> [Request]
Each entry here needs to be set down again exactly, please; pictures are left out.

> [Dataset listings of figures]
'''
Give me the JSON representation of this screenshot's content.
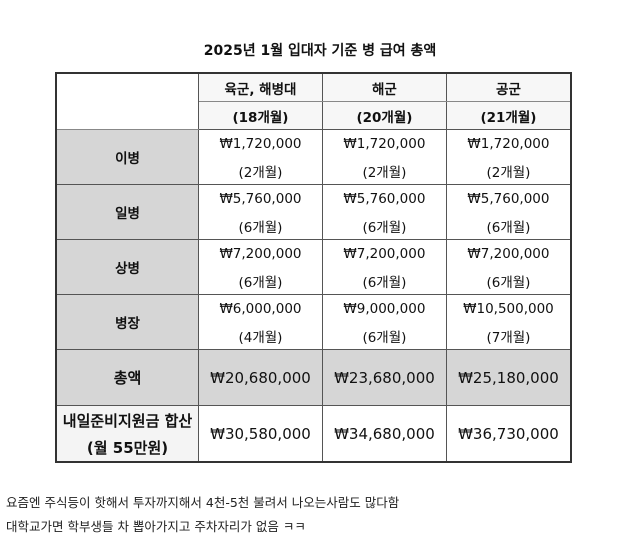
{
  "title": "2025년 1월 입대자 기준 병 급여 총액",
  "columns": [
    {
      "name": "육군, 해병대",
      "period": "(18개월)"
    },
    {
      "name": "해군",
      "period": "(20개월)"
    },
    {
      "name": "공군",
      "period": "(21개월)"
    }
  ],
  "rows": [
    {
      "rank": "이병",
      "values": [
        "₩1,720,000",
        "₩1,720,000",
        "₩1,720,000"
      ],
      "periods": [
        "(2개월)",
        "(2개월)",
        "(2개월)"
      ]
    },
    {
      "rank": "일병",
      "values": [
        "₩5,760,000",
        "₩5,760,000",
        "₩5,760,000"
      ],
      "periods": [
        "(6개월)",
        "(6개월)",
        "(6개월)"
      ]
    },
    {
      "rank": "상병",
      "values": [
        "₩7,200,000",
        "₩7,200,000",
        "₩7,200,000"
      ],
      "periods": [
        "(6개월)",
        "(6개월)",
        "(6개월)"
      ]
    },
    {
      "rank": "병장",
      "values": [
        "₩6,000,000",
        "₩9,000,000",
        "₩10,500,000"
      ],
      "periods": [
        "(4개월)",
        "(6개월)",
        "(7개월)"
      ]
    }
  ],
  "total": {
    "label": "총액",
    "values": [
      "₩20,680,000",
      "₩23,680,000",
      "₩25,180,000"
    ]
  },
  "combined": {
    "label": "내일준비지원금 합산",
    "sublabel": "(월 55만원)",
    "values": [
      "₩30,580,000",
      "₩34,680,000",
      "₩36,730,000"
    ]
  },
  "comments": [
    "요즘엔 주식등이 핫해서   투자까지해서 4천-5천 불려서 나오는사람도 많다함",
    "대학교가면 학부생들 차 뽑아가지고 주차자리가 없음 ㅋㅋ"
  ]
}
'''
> [Written answer]
Give me the JSON representation of this screenshot's content.
{
  "title": "2025년 1월 입대자 기준 병 급여 총액",
  "columns": [
    {
      "name": "육군, 해병대",
      "period": "(18개월)"
    },
    {
      "name": "해군",
      "period": "(20개월)"
    },
    {
      "name": "공군",
      "period": "(21개월)"
    }
  ],
  "rows": [
    {
      "rank": "이병",
      "values": [
        "₩1,720,000",
        "₩1,720,000",
        "₩1,720,000"
      ],
      "periods": [
        "(2개월)",
        "(2개월)",
        "(2개월)"
      ]
    },
    {
      "rank": "일병",
      "values": [
        "₩5,760,000",
        "₩5,760,000",
        "₩5,760,000"
      ],
      "periods": [
        "(6개월)",
        "(6개월)",
        "(6개월)"
      ]
    },
    {
      "rank": "상병",
      "values": [
        "₩7,200,000",
        "₩7,200,000",
        "₩7,200,000"
      ],
      "periods": [
        "(6개월)",
        "(6개월)",
        "(6개월)"
      ]
    },
    {
      "rank": "병장",
      "values": [
        "₩6,000,000",
        "₩9,000,000",
        "₩10,500,000"
      ],
      "periods": [
        "(4개월)",
        "(6개월)",
        "(7개월)"
      ]
    }
  ],
  "total": {
    "label": "총액",
    "values": [
      "₩20,680,000",
      "₩23,680,000",
      "₩25,180,000"
    ]
  },
  "combined": {
    "label": "내일준비지원금 합산",
    "sublabel": "(월 55만원)",
    "values": [
      "₩30,580,000",
      "₩34,680,000",
      "₩36,730,000"
    ]
  },
  "comments": [
    "요즘엔 주식등이 핫해서   투자까지해서 4천-5천 불려서 나오는사람도 많다함",
    "대학교가면 학부생들 차 뽑아가지고 주차자리가 없음 ㅋㅋ"
  ]
}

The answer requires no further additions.